--- begin ---
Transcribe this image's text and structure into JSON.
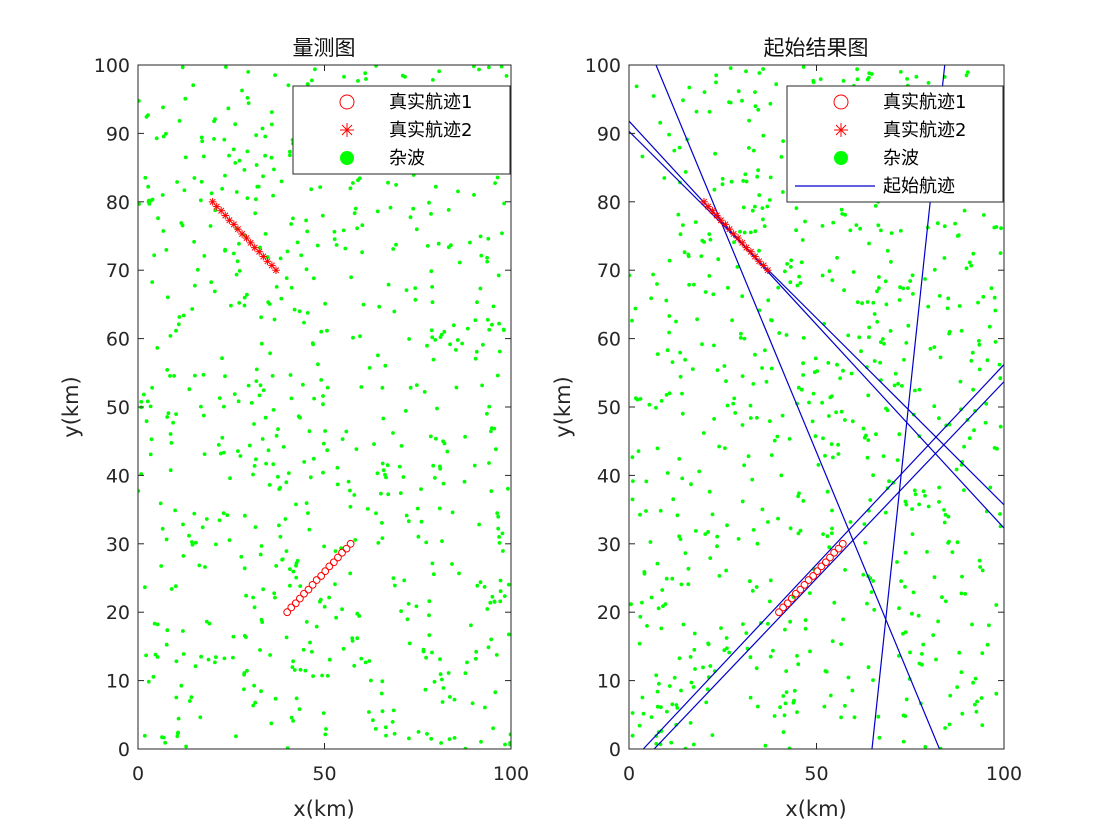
{
  "chart_data": [
    {
      "type": "scatter",
      "title": "量测图",
      "xlabel": "x(km)",
      "ylabel": "y(km)",
      "xlim": [
        0,
        100
      ],
      "ylim": [
        0,
        100
      ],
      "xticks": [
        0,
        50,
        100
      ],
      "yticks": [
        0,
        10,
        20,
        30,
        40,
        50,
        60,
        70,
        80,
        90,
        100
      ],
      "grid": false,
      "legend_position": "top-right",
      "series": [
        {
          "name": "真实航迹1",
          "marker": "circle",
          "color": "#ff0000",
          "x": [
            40,
            41.1,
            42.3,
            43.4,
            44.5,
            45.7,
            46.8,
            47.9,
            49.1,
            50.2,
            51.3,
            52.5,
            53.6,
            54.7,
            55.9,
            57
          ],
          "y": [
            20,
            20.7,
            21.3,
            22.0,
            22.7,
            23.3,
            24.0,
            24.7,
            25.3,
            26.0,
            26.7,
            27.3,
            28.0,
            28.7,
            29.3,
            30
          ]
        },
        {
          "name": "真实航迹2",
          "marker": "asterisk",
          "color": "#ff0000",
          "x": [
            20,
            21.1,
            22.3,
            23.4,
            24.5,
            25.7,
            26.8,
            27.9,
            29.1,
            30.2,
            31.3,
            32.5,
            33.6,
            34.7,
            35.9,
            37
          ],
          "y": [
            80,
            79.3,
            78.7,
            78.0,
            77.3,
            76.7,
            76.0,
            75.3,
            74.7,
            74.0,
            73.3,
            72.7,
            72.0,
            71.3,
            70.7,
            70
          ]
        },
        {
          "name": "杂波",
          "marker": "dot",
          "color": "#00ff00",
          "count": 700,
          "seed": 20231
        }
      ]
    },
    {
      "type": "scatter",
      "title": "起始结果图",
      "xlabel": "x(km)",
      "ylabel": "y(km)",
      "xlim": [
        0,
        100
      ],
      "ylim": [
        0,
        100
      ],
      "xticks": [
        0,
        50,
        100
      ],
      "yticks": [
        0,
        10,
        20,
        30,
        40,
        50,
        60,
        70,
        80,
        90,
        100
      ],
      "grid": false,
      "legend_position": "top-right",
      "series": [
        {
          "name": "真实航迹1",
          "marker": "circle",
          "color": "#ff0000",
          "x": [
            40,
            41.1,
            42.3,
            43.4,
            44.5,
            45.7,
            46.8,
            47.9,
            49.1,
            50.2,
            51.3,
            52.5,
            53.6,
            54.7,
            55.9,
            57
          ],
          "y": [
            20,
            20.7,
            21.3,
            22.0,
            22.7,
            23.3,
            24.0,
            24.7,
            25.3,
            26.0,
            26.7,
            27.3,
            28.0,
            28.7,
            29.3,
            30
          ]
        },
        {
          "name": "真实航迹2",
          "marker": "asterisk",
          "color": "#ff0000",
          "x": [
            20,
            21.1,
            22.3,
            23.4,
            24.5,
            25.7,
            26.8,
            27.9,
            29.1,
            30.2,
            31.3,
            32.5,
            33.6,
            34.7,
            35.9,
            37
          ],
          "y": [
            80,
            79.3,
            78.7,
            78.0,
            77.3,
            76.7,
            76.0,
            75.3,
            74.7,
            74.0,
            73.3,
            72.7,
            72.0,
            71.3,
            70.7,
            70
          ]
        },
        {
          "name": "杂波",
          "marker": "dot",
          "color": "#00ff00",
          "count": 700,
          "seed": 77123
        }
      ],
      "lines": {
        "name": "起始航迹",
        "color": "#0000cc",
        "segments": [
          {
            "x": [
              0,
              100
            ],
            "y": [
              91.8,
              32.3
            ]
          },
          {
            "x": [
              0,
              100
            ],
            "y": [
              90.3,
              35.7
            ]
          },
          {
            "x": [
              7.2,
              82.8
            ],
            "y": [
              100,
              0
            ]
          },
          {
            "x": [
              3.8,
              100
            ],
            "y": [
              0,
              56.2
            ]
          },
          {
            "x": [
              6.7,
              100
            ],
            "y": [
              0,
              53.7
            ]
          },
          {
            "x": [
              64.8,
              84.2
            ],
            "y": [
              0,
              100
            ]
          }
        ]
      }
    }
  ]
}
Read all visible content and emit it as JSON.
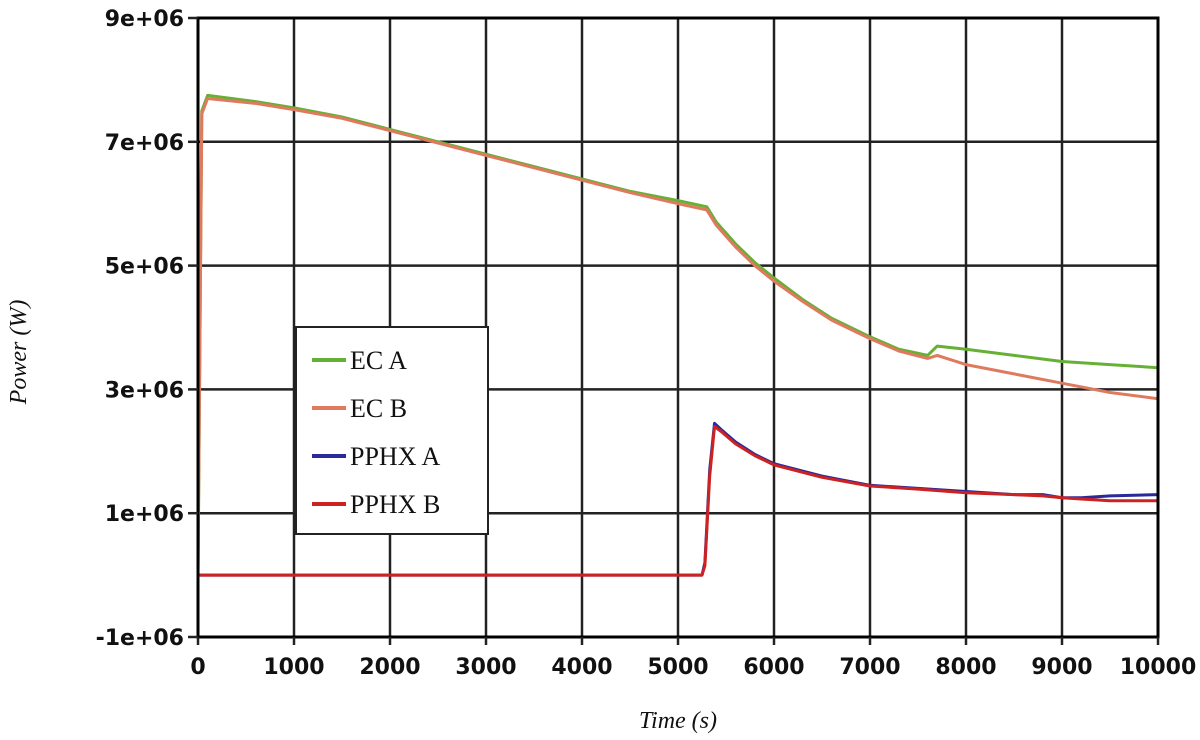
{
  "chart_data": {
    "type": "line",
    "title": "",
    "xlabel": "Time (s)",
    "ylabel": "Power (W)",
    "xlim": [
      0,
      10000
    ],
    "ylim": [
      -1000000,
      9000000
    ],
    "grid": true,
    "legend_position": "left-center",
    "x_ticks": [
      0,
      1000,
      2000,
      3000,
      4000,
      5000,
      6000,
      7000,
      8000,
      9000,
      10000
    ],
    "x_tick_labels": [
      "0",
      "1000",
      "2000",
      "3000",
      "4000",
      "5000",
      "6000",
      "7000",
      "8000",
      "9000",
      "10000"
    ],
    "y_ticks": [
      9000000,
      7000000,
      5000000,
      3000000,
      1000000,
      -1000000
    ],
    "y_tick_labels": [
      "9e+06",
      "7e+06",
      "5e+06",
      "3e+06",
      "1e+06",
      "-1e+06"
    ],
    "series": [
      {
        "name": "EC A",
        "color": "#66b035",
        "x": [
          0,
          40,
          100,
          600,
          1000,
          1500,
          2000,
          2500,
          3000,
          3500,
          4000,
          4500,
          5000,
          5300,
          5400,
          5600,
          5800,
          6000,
          6300,
          6600,
          7000,
          7300,
          7600,
          7700,
          8000,
          8500,
          9000,
          9500,
          10000
        ],
        "y": [
          0,
          7500000,
          7750000,
          7650000,
          7550000,
          7400000,
          7200000,
          7000000,
          6800000,
          6600000,
          6400000,
          6200000,
          6050000,
          5950000,
          5700000,
          5350000,
          5050000,
          4800000,
          4450000,
          4150000,
          3850000,
          3650000,
          3550000,
          3700000,
          3650000,
          3550000,
          3450000,
          3400000,
          3350000
        ]
      },
      {
        "name": "EC B",
        "color": "#df7a5e",
        "x": [
          0,
          40,
          100,
          600,
          1000,
          1500,
          2000,
          2500,
          3000,
          3500,
          4000,
          4500,
          5000,
          5300,
          5400,
          5600,
          5800,
          6000,
          6300,
          6600,
          7000,
          7300,
          7600,
          7700,
          8000,
          8500,
          9000,
          9500,
          10000
        ],
        "y": [
          0,
          7450000,
          7700000,
          7620000,
          7520000,
          7380000,
          7180000,
          6980000,
          6780000,
          6580000,
          6380000,
          6180000,
          6000000,
          5900000,
          5650000,
          5300000,
          5000000,
          4750000,
          4420000,
          4120000,
          3820000,
          3620000,
          3500000,
          3550000,
          3400000,
          3250000,
          3100000,
          2950000,
          2850000
        ]
      },
      {
        "name": "PPHX A",
        "color": "#2a2a9a",
        "x": [
          0,
          5250,
          5280,
          5330,
          5380,
          5450,
          5600,
          5800,
          6000,
          6500,
          7000,
          7500,
          8000,
          8500,
          8800,
          9000,
          9200,
          9500,
          10000
        ],
        "y": [
          0,
          0,
          200000,
          1700000,
          2450000,
          2350000,
          2150000,
          1950000,
          1800000,
          1600000,
          1450000,
          1400000,
          1350000,
          1300000,
          1300000,
          1250000,
          1250000,
          1280000,
          1300000
        ]
      },
      {
        "name": "PPHX B",
        "color": "#cc2222",
        "x": [
          0,
          5250,
          5280,
          5330,
          5380,
          5450,
          5600,
          5800,
          6000,
          6500,
          7000,
          7500,
          8000,
          8500,
          8800,
          9000,
          9200,
          9500,
          10000
        ],
        "y": [
          0,
          0,
          150000,
          1600000,
          2400000,
          2320000,
          2120000,
          1930000,
          1780000,
          1580000,
          1440000,
          1390000,
          1330000,
          1300000,
          1280000,
          1250000,
          1230000,
          1200000,
          1200000
        ]
      }
    ]
  }
}
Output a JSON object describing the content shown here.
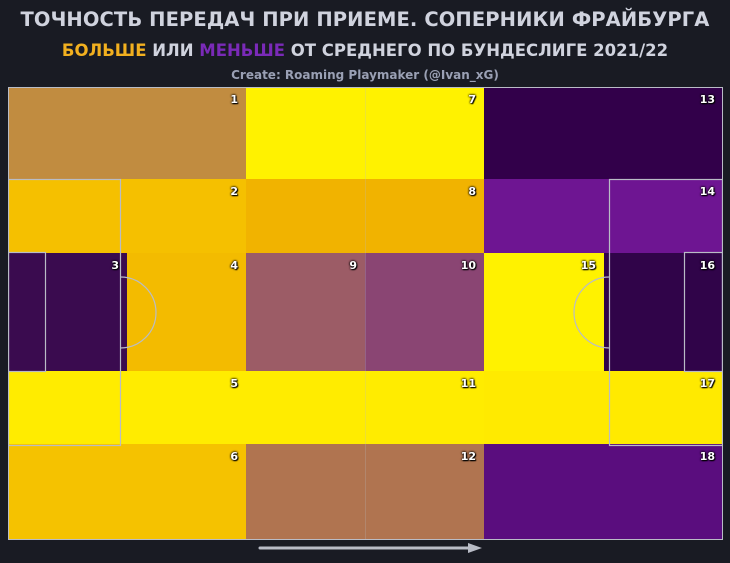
{
  "header": {
    "title": "ТОЧНОСТЬ ПЕРЕДАЧ ПРИ ПРИЕМЕ. СОПЕРНИКИ ФРАЙБУРГА",
    "more": "БОЛЬШЕ",
    "or": "ИЛИ",
    "less": "МЕНЬШЕ",
    "rest": "ОТ СРЕДНЕГО ПО БУНДЕСЛИГЕ 2021/22",
    "credit": "Create: Roaming Playmaker (@Ivan_xG)"
  },
  "colors": {
    "background": "#191b23",
    "more": "#f2b01f",
    "less": "#7a2ab8",
    "lines": "#b9bcc6"
  },
  "zones": [
    {
      "id": "1",
      "color": "#c18c40"
    },
    {
      "id": "2",
      "color": "#f5c000"
    },
    {
      "id": "3",
      "color": "#3a0b4f"
    },
    {
      "id": "4",
      "color": "#f3bb00"
    },
    {
      "id": "5",
      "color": "#ffec00"
    },
    {
      "id": "6",
      "color": "#f5c200"
    },
    {
      "id": "7",
      "color": "#fff200"
    },
    {
      "id": "8",
      "color": "#f1b300"
    },
    {
      "id": "9",
      "color": "#9c5c66"
    },
    {
      "id": "10",
      "color": "#8a4573"
    },
    {
      "id": "11",
      "color": "#ffec00"
    },
    {
      "id": "12",
      "color": "#b07450"
    },
    {
      "id": "13",
      "color": "#32004a"
    },
    {
      "id": "14",
      "color": "#6e1592"
    },
    {
      "id": "15",
      "color": "#fff200"
    },
    {
      "id": "16",
      "color": "#300449"
    },
    {
      "id": "17",
      "color": "#ffea00"
    },
    {
      "id": "18",
      "color": "#5a0d7e"
    }
  ]
}
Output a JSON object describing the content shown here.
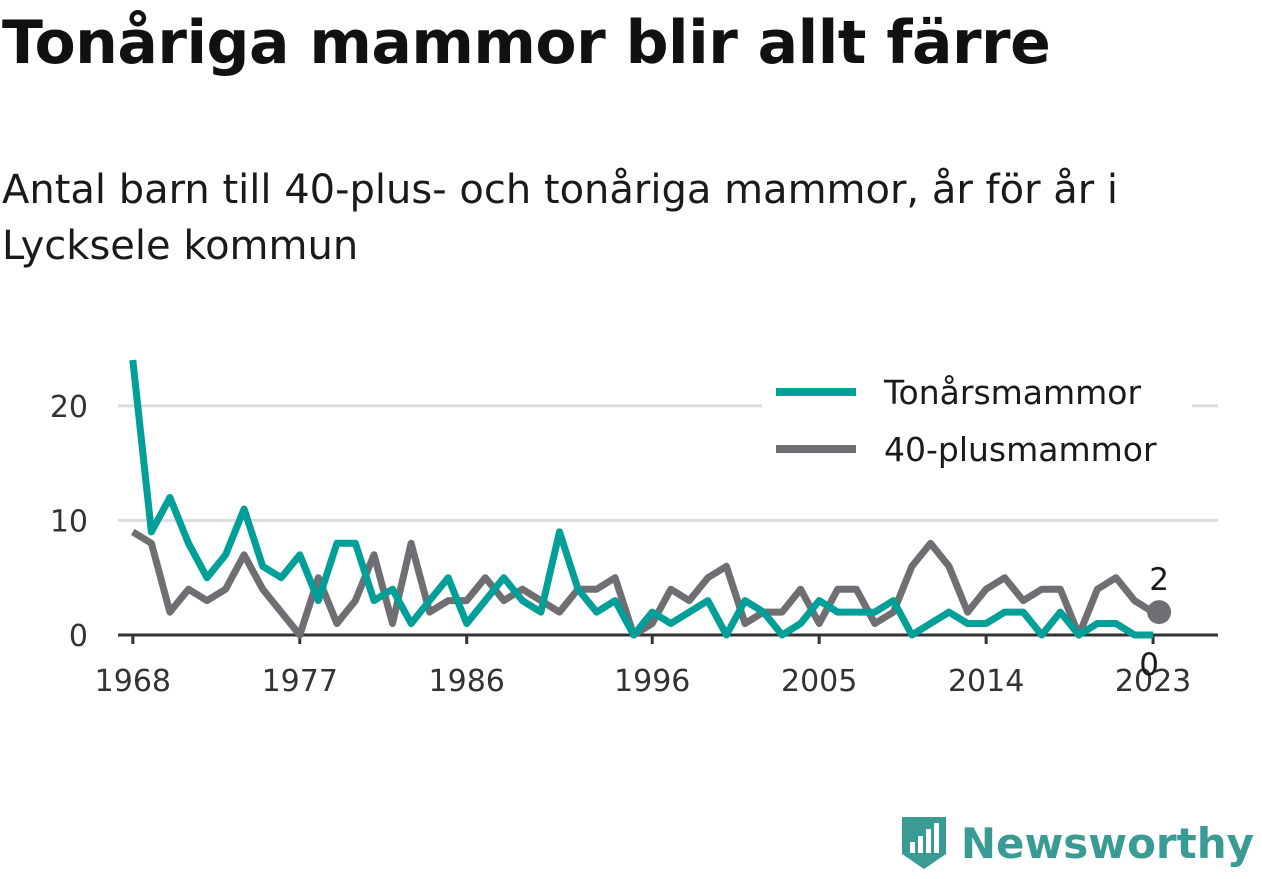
{
  "title": "Tonåriga mammor blir allt färre",
  "subtitle": "Antal barn till 40-plus- och tonåriga mammor, år för år i Lycksele kommun",
  "logo": {
    "text": "Newsworthy",
    "icon": "newsworthy-bar-icon",
    "color": "#3a9a94"
  },
  "chart_data": {
    "type": "line",
    "title": "Tonåriga mammor blir allt färre",
    "subtitle": "Antal barn till 40-plus- och tonåriga mammor, år för år i Lycksele kommun",
    "x": [
      1968,
      1969,
      1970,
      1971,
      1972,
      1973,
      1974,
      1975,
      1976,
      1977,
      1978,
      1979,
      1980,
      1981,
      1982,
      1983,
      1984,
      1985,
      1986,
      1987,
      1988,
      1989,
      1990,
      1991,
      1992,
      1993,
      1994,
      1995,
      1996,
      1997,
      1998,
      1999,
      2000,
      2001,
      2002,
      2003,
      2004,
      2005,
      2006,
      2007,
      2008,
      2009,
      2010,
      2011,
      2012,
      2013,
      2014,
      2015,
      2016,
      2017,
      2018,
      2019,
      2020,
      2021,
      2022,
      2023
    ],
    "x_ticks": [
      1968,
      1977,
      1986,
      1996,
      2005,
      2014,
      2023
    ],
    "y_ticks": [
      0,
      10,
      20
    ],
    "ylim": [
      0,
      24
    ],
    "xlim": [
      1967.2,
      2026.5
    ],
    "grid": "horizontal",
    "legend_position": "top-right",
    "series": [
      {
        "name": "Tonårsmammor",
        "color": "#00a099",
        "values": [
          24,
          9,
          12,
          8,
          5,
          7,
          11,
          6,
          5,
          7,
          3,
          8,
          8,
          3,
          4,
          1,
          3,
          5,
          1,
          3,
          5,
          3,
          2,
          9,
          4,
          2,
          3,
          0,
          2,
          1,
          2,
          3,
          0,
          3,
          2,
          0,
          1,
          3,
          2,
          2,
          2,
          3,
          0,
          1,
          2,
          1,
          1,
          2,
          2,
          0,
          2,
          0,
          1,
          1,
          0,
          0
        ],
        "end_label": "0"
      },
      {
        "name": "40-plusmammor",
        "color": "#6e6e73",
        "values": [
          9,
          8,
          2,
          4,
          3,
          4,
          7,
          4,
          2,
          0,
          5,
          1,
          3,
          7,
          1,
          8,
          2,
          3,
          3,
          5,
          3,
          4,
          3,
          2,
          4,
          4,
          5,
          0,
          1,
          4,
          3,
          5,
          6,
          1,
          2,
          2,
          4,
          1,
          4,
          4,
          1,
          2,
          6,
          8,
          6,
          2,
          4,
          5,
          3,
          4,
          4,
          0,
          4,
          5,
          3,
          2
        ],
        "end_label": "2"
      }
    ]
  }
}
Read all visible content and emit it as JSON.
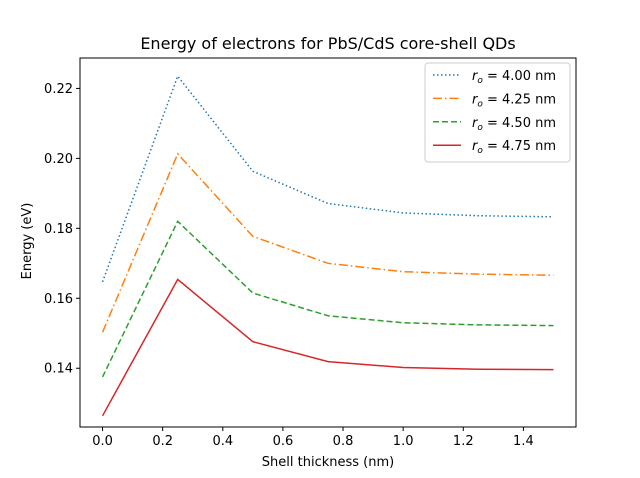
{
  "chart_data": {
    "type": "line",
    "title": "Energy of electrons for PbS/CdS core-shell QDs",
    "xlabel": "Shell thickness (nm)",
    "ylabel": "Energy (eV)",
    "xlim": [
      -0.075,
      1.575
    ],
    "ylim": [
      0.1232,
      0.2287
    ],
    "xticks": [
      0.0,
      0.2,
      0.4,
      0.6,
      0.8,
      1.0,
      1.2,
      1.4
    ],
    "xtick_labels": [
      "0.0",
      "0.2",
      "0.4",
      "0.6",
      "0.8",
      "1.0",
      "1.2",
      "1.4"
    ],
    "yticks": [
      0.14,
      0.16,
      0.18,
      0.2,
      0.22
    ],
    "ytick_labels": [
      "0.14",
      "0.16",
      "0.18",
      "0.20",
      "0.22"
    ],
    "grid": false,
    "legend_position": "top-right",
    "x": [
      0.0,
      0.25,
      0.5,
      0.75,
      1.0,
      1.25,
      1.5
    ],
    "series": [
      {
        "name": "r",
        "name_sub": "o",
        "name_rest": " = 4.00 nm",
        "color": "#1f77b4",
        "style": "dotted",
        "values": [
          0.1647,
          0.2235,
          0.1963,
          0.1871,
          0.1844,
          0.1836,
          0.1833
        ]
      },
      {
        "name": "r",
        "name_sub": "o",
        "name_rest": " = 4.25 nm",
        "color": "#ff7f0e",
        "style": "dashdot",
        "values": [
          0.1503,
          0.2013,
          0.1777,
          0.17,
          0.1676,
          0.1669,
          0.1666
        ]
      },
      {
        "name": "r",
        "name_sub": "o",
        "name_rest": " = 4.50 nm",
        "color": "#2ca02c",
        "style": "dashed",
        "values": [
          0.1375,
          0.182,
          0.1615,
          0.155,
          0.153,
          0.1524,
          0.1522
        ]
      },
      {
        "name": "r",
        "name_sub": "o",
        "name_rest": " = 4.75 nm",
        "color": "#d62728",
        "style": "solid",
        "values": [
          0.1264,
          0.1654,
          0.1476,
          0.1419,
          0.1402,
          0.1397,
          0.1396
        ]
      }
    ]
  }
}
--- end ---
## TASK DETAILS
Give back only a number, the number of lines where the string "kommun" occurs.

## THE RESULT
2